[Dataset entries]

━━━━━━━━━━━━━━━━━━━━

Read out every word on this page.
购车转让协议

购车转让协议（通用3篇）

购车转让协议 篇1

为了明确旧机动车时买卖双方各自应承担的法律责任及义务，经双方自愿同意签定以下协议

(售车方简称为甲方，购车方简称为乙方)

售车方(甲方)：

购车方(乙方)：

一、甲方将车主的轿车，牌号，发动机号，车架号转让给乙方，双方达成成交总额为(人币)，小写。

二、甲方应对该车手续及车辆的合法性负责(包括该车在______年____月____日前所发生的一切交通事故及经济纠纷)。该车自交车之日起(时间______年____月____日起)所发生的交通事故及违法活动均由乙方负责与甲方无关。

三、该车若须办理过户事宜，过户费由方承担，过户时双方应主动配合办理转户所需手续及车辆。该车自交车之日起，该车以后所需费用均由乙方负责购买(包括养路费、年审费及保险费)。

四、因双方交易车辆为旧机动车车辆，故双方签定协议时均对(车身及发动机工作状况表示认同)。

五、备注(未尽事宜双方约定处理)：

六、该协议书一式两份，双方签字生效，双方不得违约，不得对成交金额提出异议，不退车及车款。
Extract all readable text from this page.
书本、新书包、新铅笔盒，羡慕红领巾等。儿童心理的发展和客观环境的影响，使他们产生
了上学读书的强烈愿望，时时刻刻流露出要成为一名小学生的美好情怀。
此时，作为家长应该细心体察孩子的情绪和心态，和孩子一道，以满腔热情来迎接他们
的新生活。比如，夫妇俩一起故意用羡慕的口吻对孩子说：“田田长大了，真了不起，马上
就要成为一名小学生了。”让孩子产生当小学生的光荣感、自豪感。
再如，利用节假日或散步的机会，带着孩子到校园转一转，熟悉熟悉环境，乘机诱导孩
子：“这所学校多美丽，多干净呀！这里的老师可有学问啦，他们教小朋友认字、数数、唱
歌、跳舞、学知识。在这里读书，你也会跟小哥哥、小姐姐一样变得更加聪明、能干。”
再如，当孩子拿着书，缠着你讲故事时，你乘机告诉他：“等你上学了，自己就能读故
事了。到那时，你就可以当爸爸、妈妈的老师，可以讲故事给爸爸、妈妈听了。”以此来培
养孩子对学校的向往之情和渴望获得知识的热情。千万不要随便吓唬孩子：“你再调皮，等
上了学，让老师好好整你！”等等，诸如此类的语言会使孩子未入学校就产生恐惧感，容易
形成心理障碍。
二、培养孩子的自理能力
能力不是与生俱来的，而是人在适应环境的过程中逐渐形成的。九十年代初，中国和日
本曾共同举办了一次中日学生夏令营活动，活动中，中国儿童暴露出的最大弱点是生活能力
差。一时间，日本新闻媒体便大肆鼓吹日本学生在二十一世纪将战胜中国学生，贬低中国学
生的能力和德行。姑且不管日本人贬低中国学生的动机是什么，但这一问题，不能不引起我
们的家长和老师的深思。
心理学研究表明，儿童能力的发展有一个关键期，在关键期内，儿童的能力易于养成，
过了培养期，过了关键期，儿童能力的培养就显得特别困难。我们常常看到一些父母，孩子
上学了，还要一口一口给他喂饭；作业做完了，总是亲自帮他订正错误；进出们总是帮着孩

━━━━━━━━━━━━━━━━━━━━

The exercise: All of the entries must be quoted exactly; please include each one.

Exercise result:
Read out every word on this page.
购车转让协议

购车转让协议（通用3篇）

购车转让协议 篇1

为了明确旧机动车时买卖双方各自应承担的法律责任及义务，经双方自愿同意签定以下协议

(售车方简称为甲方，购车方简称为乙方)

售车方(甲方)：

购车方(乙方)：

一、甲方将车主的轿车，牌号，发动机号，车架号转让给乙方，双方达成成交总额为(人币)，小写。

二、甲方应对该车手续及车辆的合法性负责(包括该车在______年____月____日前所发生的一切交通事故及经济纠纷)。该车自交车之日起(时间______年____月____日起)所发生的交通事故及违法活动均由乙方负责与甲方无关。

三、该车若须办理过户事宜，过户费由方承担，过户时双方应主动配合办理转户所需手续及车辆。该车自交车之日起，该车以后所需费用均由乙方负责购买(包括养路费、年审费及保险费)。

四、因双方交易车辆为旧机动车车辆，故双方签定协议时均对(车身及发动机工作状况表示认同)。

五、备注(未尽事宜双方约定处理)：

六、该协议书一式两份，双方签字生效，双方不得违约，不得对成交金额提出异议，不退车及车款。
Extract all readable text from this page.
书本、新书包、新铅笔盒，羡慕红领巾等。儿童心理的发展和客观环境的影响，使他们产生
了上学读书的强烈愿望，时时刻刻流露出要成为一名小学生的美好情怀。
此时，作为家长应该细心体察孩子的情绪和心态，和孩子一道，以满腔热情来迎接他们
的新生活。比如，夫妇俩一起故意用羡慕的口吻对孩子说：“田田长大了，真了不起，马上
就要成为一名小学生了。”让孩子产生当小学生的光荣感、自豪感。
再如，利用节假日或散步的机会，带着孩子到校园转一转，熟悉熟悉环境，乘机诱导孩
子：“这所学校多美丽，多干净呀！这里的老师可有学问啦，他们教小朋友认字、数数、唱
歌、跳舞、学知识。在这里读书，你也会跟小哥哥、小姐姐一样变得更加聪明、能干。”
再如，当孩子拿着书，缠着你讲故事时，你乘机告诉他：“等你上学了，自己就能读故
事了。到那时，你就可以当爸爸、妈妈的老师，可以讲故事给爸爸、妈妈听了。”以此来培
养孩子对学校的向往之情和渴望获得知识的热情。千万不要随便吓唬孩子：“你再调皮，等
上了学，让老师好好整你！”等等，诸如此类的语言会使孩子未入学校就产生恐惧感，容易
形成心理障碍。
二、培养孩子的自理能力
能力不是与生俱来的，而是人在适应环境的过程中逐渐形成的。九十年代初，中国和日
本曾共同举办了一次中日学生夏令营活动，活动中，中国儿童暴露出的最大弱点是生活能力
差。一时间，日本新闻媒体便大肆鼓吹日本学生在二十一世纪将战胜中国学生，贬低中国学
生的能力和德行。姑且不管日本人贬低中国学生的动机是什么，但这一问题，不能不引起我
们的家长和老师的深思。
心理学研究表明，儿童能力的发展有一个关键期，在关键期内，儿童的能力易于养成，
过了培养期，过了关键期，儿童能力的培养就显得特别困难。我们常常看到一些父母，孩子
上学了，还要一口一口给他喂饭；作业做完了，总是亲自帮他订正错误；进出们总是帮着孩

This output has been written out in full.